**WHAT IS REQUIRED:** Copy all of the material exactly. Pictures are not to appear in the copy.

Data records
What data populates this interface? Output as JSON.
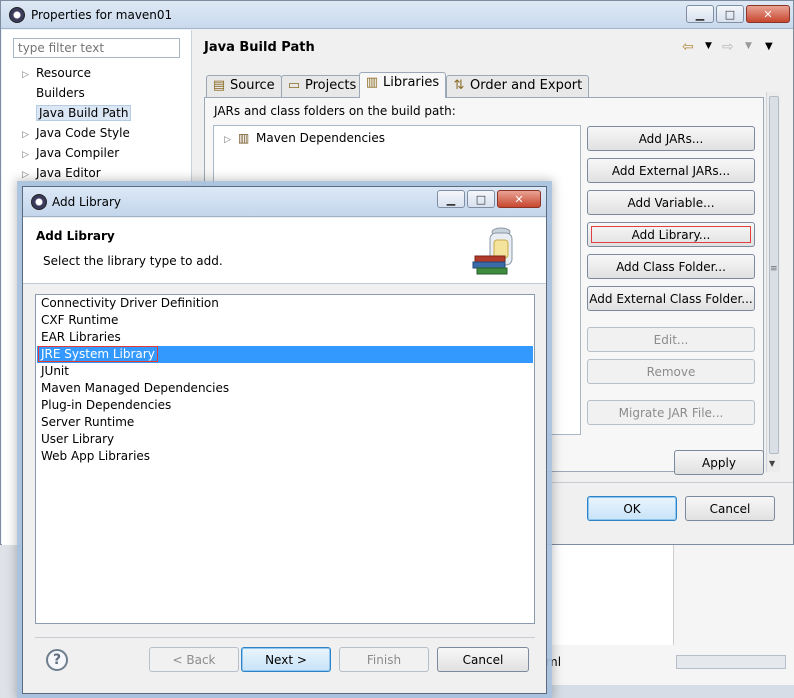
{
  "props_window": {
    "title": "Properties for maven01",
    "filter_placeholder": "type filter text",
    "tree": [
      "Resource",
      "Builders",
      "Java Build Path",
      "Java Code Style",
      "Java Compiler",
      "Java Editor"
    ],
    "selected_tree_item": "Java Build Path",
    "page_title": "Java Build Path",
    "tabs": [
      "Source",
      "Projects",
      "Libraries",
      "Order and Export"
    ],
    "active_tab": "Libraries",
    "jar_label": "JARs and class folders on the build path:",
    "jar_entries": [
      "Maven Dependencies"
    ],
    "buttons": {
      "add_jars": "Add JARs...",
      "add_external_jars": "Add External JARs...",
      "add_variable": "Add Variable...",
      "add_library": "Add Library...",
      "add_class_folder": "Add Class Folder...",
      "add_external_class_folder": "Add External Class Folder...",
      "edit": "Edit...",
      "remove": "Remove",
      "migrate": "Migrate JAR File...",
      "apply": "Apply",
      "ok": "OK",
      "cancel": "Cancel"
    }
  },
  "dialog": {
    "title": "Add Library",
    "header_title": "Add Library",
    "header_desc": "Select the library type to add.",
    "libraries": [
      "Connectivity Driver Definition",
      "CXF Runtime",
      "EAR Libraries",
      "JRE System Library",
      "JUnit",
      "Maven Managed Dependencies",
      "Plug-in Dependencies",
      "Server Runtime",
      "User Library",
      "Web App Libraries"
    ],
    "selected_library": "JRE System Library",
    "buttons": {
      "back": "< Back",
      "next": "Next >",
      "finish": "Finish",
      "cancel": "Cancel"
    }
  },
  "background": {
    "partial_text": "ml"
  },
  "colors": {
    "selection": "#3399ff",
    "highlight_border": "#e03a3a"
  }
}
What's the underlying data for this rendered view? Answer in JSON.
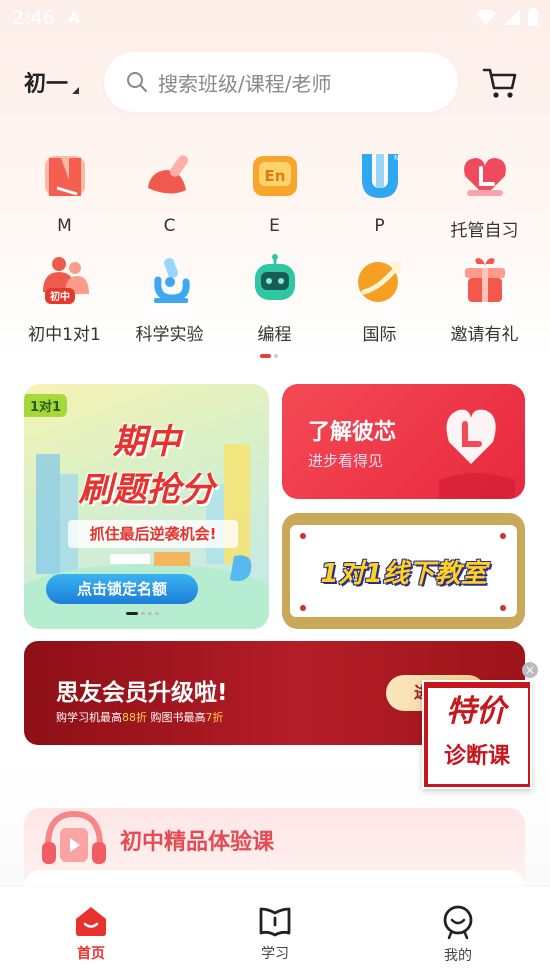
{
  "status_bar": {
    "time": "2:46",
    "notification": "A"
  },
  "header": {
    "grade": "初一",
    "search_placeholder": "搜索班级/课程/老师"
  },
  "grid": [
    {
      "label": "M",
      "icon": "math-icon",
      "color": "#f45f4f"
    },
    {
      "label": "C",
      "icon": "chinese-brush-icon",
      "color": "#f05a4e"
    },
    {
      "label": "E",
      "icon": "english-en-icon",
      "color": "#f7a62b"
    },
    {
      "label": "P",
      "icon": "physics-u-icon",
      "color": "#2ea8f0"
    },
    {
      "label": "托管自习",
      "icon": "heart-book-icon",
      "color": "#f04b5c"
    },
    {
      "label": "初中1对1",
      "icon": "junior-one-on-one-icon",
      "color": "#f05a4e",
      "badge": "初中"
    },
    {
      "label": "科学实验",
      "icon": "microscope-icon",
      "color": "#3fa6f2"
    },
    {
      "label": "编程",
      "icon": "robot-icon",
      "color": "#2fc7a2"
    },
    {
      "label": "国际",
      "icon": "globe-arrow-icon",
      "color": "#f5a022"
    },
    {
      "label": "邀请有礼",
      "icon": "gift-icon",
      "color": "#f4584b"
    }
  ],
  "banners": {
    "left": {
      "tag": "1对1",
      "title_line1": "期中",
      "title_line2": "刷题抢分",
      "subtitle": "抓住最后逆袭机会!",
      "button": "点击锁定名额"
    },
    "right_top": {
      "title": "了解彼芯",
      "subtitle": "进步看得见"
    },
    "right_bottom": {
      "text": "1对1线下教室"
    }
  },
  "vip": {
    "title": "思友会员升级啦!",
    "subtitle_prefix": "购学习机最高",
    "subtitle_v1": "88折",
    "subtitle_mid": " 购图书最高",
    "subtitle_v2": "7折",
    "button": "进"
  },
  "promo": {
    "line1": "特价",
    "line2": "诊断课"
  },
  "section": {
    "title": "初中精品体验课"
  },
  "tabbar": [
    {
      "label": "首页",
      "icon": "home-icon",
      "active": true
    },
    {
      "label": "学习",
      "icon": "study-book-icon",
      "active": false
    },
    {
      "label": "我的",
      "icon": "profile-face-icon",
      "active": false
    }
  ]
}
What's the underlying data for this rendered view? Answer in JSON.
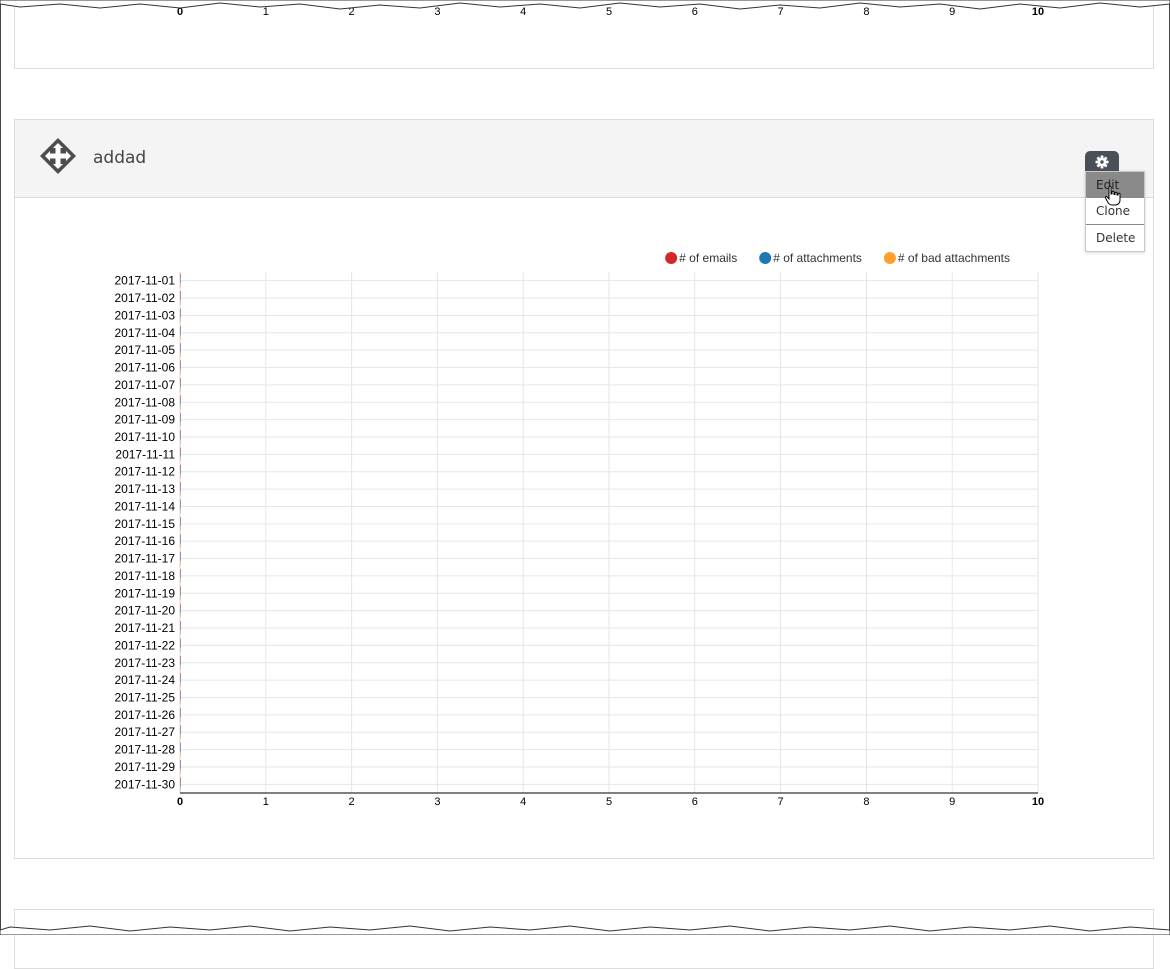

**WRITTEN SOLUTION:**
What data populates this interface? Output as JSON.
{
  "props_window": {
    "title": "Properties for maven01",
    "filter_placeholder": "type filter text",
    "tree": [
      "Resource",
      "Builders",
      "Java Build Path",
      "Java Code Style",
      "Java Compiler",
      "Java Editor"
    ],
    "selected_tree_item": "Java Build Path",
    "page_title": "Java Build Path",
    "tabs": [
      "Source",
      "Projects",
      "Libraries",
      "Order and Export"
    ],
    "active_tab": "Libraries",
    "jar_label": "JARs and class folders on the build path:",
    "jar_entries": [
      "Maven Dependencies"
    ],
    "buttons": {
      "add_jars": "Add JARs...",
      "add_external_jars": "Add External JARs...",
      "add_variable": "Add Variable...",
      "add_library": "Add Library...",
      "add_class_folder": "Add Class Folder...",
      "add_external_class_folder": "Add External Class Folder...",
      "edit": "Edit...",
      "remove": "Remove",
      "migrate": "Migrate JAR File...",
      "apply": "Apply",
      "ok": "OK",
      "cancel": "Cancel"
    }
  },
  "dialog": {
    "title": "Add Library",
    "header_title": "Add Library",
    "header_desc": "Select the library type to add.",
    "libraries": [
      "Connectivity Driver Definition",
      "CXF Runtime",
      "EAR Libraries",
      "JRE System Library",
      "JUnit",
      "Maven Managed Dependencies",
      "Plug-in Dependencies",
      "Server Runtime",
      "User Library",
      "Web App Libraries"
    ],
    "selected_library": "JRE System Library",
    "buttons": {
      "back": "< Back",
      "next": "Next >",
      "finish": "Finish",
      "cancel": "Cancel"
    }
  },
  "background": {
    "partial_text": "ml"
  },
  "colors": {
    "selection": "#3399ff",
    "highlight_border": "#e03a3a"
  }
}
What's the underlying data for this rendered view? Answer in JSON.
{
  "status_bar": {
    "time": "2:46",
    "notification": "A"
  },
  "header": {
    "grade": "初一",
    "search_placeholder": "搜索班级/课程/老师"
  },
  "grid": [
    {
      "label": "M",
      "icon": "math-icon",
      "color": "#f45f4f"
    },
    {
      "label": "C",
      "icon": "chinese-brush-icon",
      "color": "#f05a4e"
    },
    {
      "label": "E",
      "icon": "english-en-icon",
      "color": "#f7a62b"
    },
    {
      "label": "P",
      "icon": "physics-u-icon",
      "color": "#2ea8f0"
    },
    {
      "label": "托管自习",
      "icon": "heart-book-icon",
      "color": "#f04b5c"
    },
    {
      "label": "初中1对1",
      "icon": "junior-one-on-one-icon",
      "color": "#f05a4e",
      "badge": "初中"
    },
    {
      "label": "科学实验",
      "icon": "microscope-icon",
      "color": "#3fa6f2"
    },
    {
      "label": "编程",
      "icon": "robot-icon",
      "color": "#2fc7a2"
    },
    {
      "label": "国际",
      "icon": "globe-arrow-icon",
      "color": "#f5a022"
    },
    {
      "label": "邀请有礼",
      "icon": "gift-icon",
      "color": "#f4584b"
    }
  ],
  "banners": {
    "left": {
      "tag": "1对1",
      "title_line1": "期中",
      "title_line2": "刷题抢分",
      "subtitle": "抓住最后逆袭机会!",
      "button": "点击锁定名额"
    },
    "right_top": {
      "title": "了解彼芯",
      "subtitle": "进步看得见"
    },
    "right_bottom": {
      "text": "1对1线下教室"
    }
  },
  "vip": {
    "title": "思友会员升级啦!",
    "subtitle_prefix": "购学习机最高",
    "subtitle_v1": "88折",
    "subtitle_mid": " 购图书最高",
    "subtitle_v2": "7折",
    "button": "进"
  },
  "promo": {
    "line1": "特价",
    "line2": "诊断课"
  },
  "section": {
    "title": "初中精品体验课"
  },
  "tabbar": [
    {
      "label": "首页",
      "icon": "home-icon",
      "active": true
    },
    {
      "label": "学习",
      "icon": "study-book-icon",
      "active": false
    },
    {
      "label": "我的",
      "icon": "profile-face-icon",
      "active": false
    }
  ]
}
What's the underlying data for this rendered view? Answer in JSON.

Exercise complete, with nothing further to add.